EXERCISE DIRECTIONS — Pictures don't belong in the copy; print all the records exactly.

SUPPLIED RECORDS —
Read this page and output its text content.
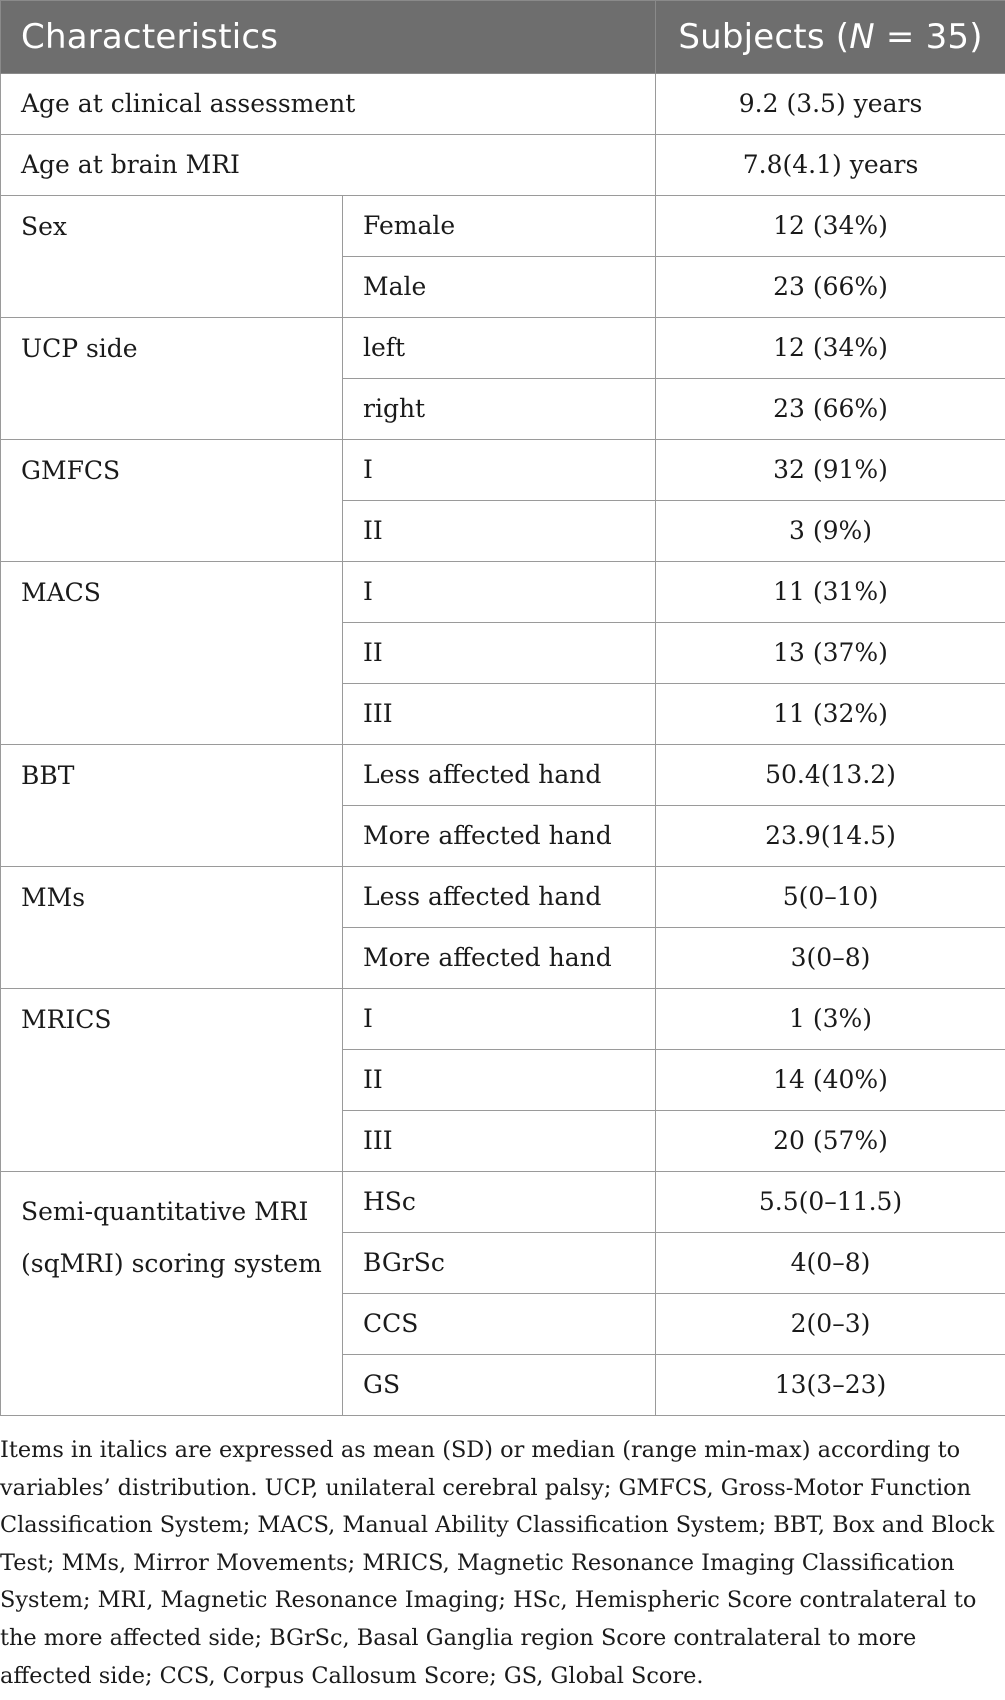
Characteristics		Subjects (N = 35)
Age at clinical assessment		9.2 (3.5) years
Age at brain MRI		7.8(4.1) years
Sex	Female	12 (34%)
	Male	23 (66%)
UCP side	left	12 (34%)
	right	23 (66%)
GMFCS	I	32 (91%)
	II	3 (9%)
MACS	I	11 (31%)
	II	13 (37%)
	III	11 (32%)
BBT	Less affected hand	50.4(13.2)
	More affected hand	23.9(14.5)
MMs	Less affected hand	5(0–10)
	More affected hand	3(0–8)
MRICS	I	1 (3%)
	II	14 (40%)
	III	20 (57%)
Semi-quantitative MRI (sqMRI) scoring system	HSc	5.5(0–11.5)
	BGrSc	4(0–8)
	CCS	2(0–3)
	GS	13(3–23)

Items in italics are expressed as mean (SD) or median (range min-max) according to variables’ distribution. UCP, unilateral cerebral palsy; GMFCS, Gross-Motor Function Classification System; MACS, Manual Ability Classification System; BBT, Box and Block Test; MMs, Mirror Movements; MRICS, Magnetic Resonance Imaging Classification System; MRI, Magnetic Resonance Imaging; HSc, Hemispheric Score contralateral to the more affected side; BGrSc, Basal Ganglia region Score contralateral to more affected side; CCS, Corpus Callosum Score; GS, Global Score.
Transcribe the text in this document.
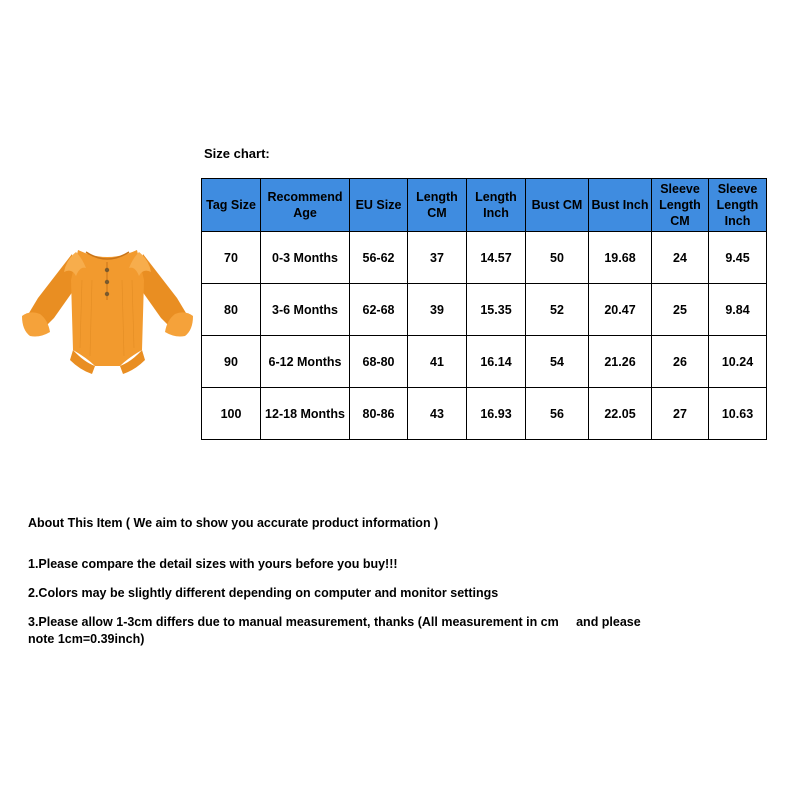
Size chart:
Tag Size	Recommend Age	EU Size	Length CM	Length Inch	Bust CM	Bust Inch	Sleeve Length CM	Sleeve Length Inch
70	0-3 Months	56-62	37	14.57	50	19.68	24	9.45
80	3-6 Months	62-68	39	15.35	52	20.47	25	9.84
90	6-12 Months	68-80	41	16.14	54	21.26	26	10.24
100	12-18 Months	80-86	43	16.93	56	22.05	27	10.63
About This Item ( We aim to show you accurate product information )
1.Please compare the detail sizes with yours before you buy!!!
2.Colors may be slightly different depending on computer and monitor settings
3.Please allow 1-3cm differs due to manual measurement, thanks (All measurement in cm     and please note 1cm=0.39inch)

SOLUTION —
Read this page and output its text content.
Characteristics		Subjects (N = 35)
Age at clinical assessment		9.2 (3.5) years
Age at brain MRI		7.8(4.1) years
Sex	Female	12 (34%)
	Male	23 (66%)
UCP side	left	12 (34%)
	right	23 (66%)
GMFCS	I	32 (91%)
	II	3 (9%)
MACS	I	11 (31%)
	II	13 (37%)
	III	11 (32%)
BBT	Less affected hand	50.4(13.2)
	More affected hand	23.9(14.5)
MMs	Less affected hand	5(0–10)
	More affected hand	3(0–8)
MRICS	I	1 (3%)
	II	14 (40%)
	III	20 (57%)
Semi-quantitative MRI (sqMRI) scoring system	HSc	5.5(0–11.5)
	BGrSc	4(0–8)
	CCS	2(0–3)
	GS	13(3–23)

Items in italics are expressed as mean (SD) or median (range min-max) according to variables’ distribution. UCP, unilateral cerebral palsy; GMFCS, Gross-Motor Function Classification System; MACS, Manual Ability Classification System; BBT, Box and Block Test; MMs, Mirror Movements; MRICS, Magnetic Resonance Imaging Classification System; MRI, Magnetic Resonance Imaging; HSc, Hemispheric Score contralateral to the more affected side; BGrSc, Basal Ganglia region Score contralateral to more affected side; CCS, Corpus Callosum Score; GS, Global Score.
Transcribe the text in this document.
Size chart:
Tag Size	Recommend Age	EU Size	Length CM	Length Inch	Bust CM	Bust Inch	Sleeve Length CM	Sleeve Length Inch
70	0-3 Months	56-62	37	14.57	50	19.68	24	9.45
80	3-6 Months	62-68	39	15.35	52	20.47	25	9.84
90	6-12 Months	68-80	41	16.14	54	21.26	26	10.24
100	12-18 Months	80-86	43	16.93	56	22.05	27	10.63
About This Item ( We aim to show you accurate product information )
1.Please compare the detail sizes with yours before you buy!!!
2.Colors may be slightly different depending on computer and monitor settings
3.Please allow 1-3cm differs due to manual measurement, thanks (All measurement in cm     and please note 1cm=0.39inch)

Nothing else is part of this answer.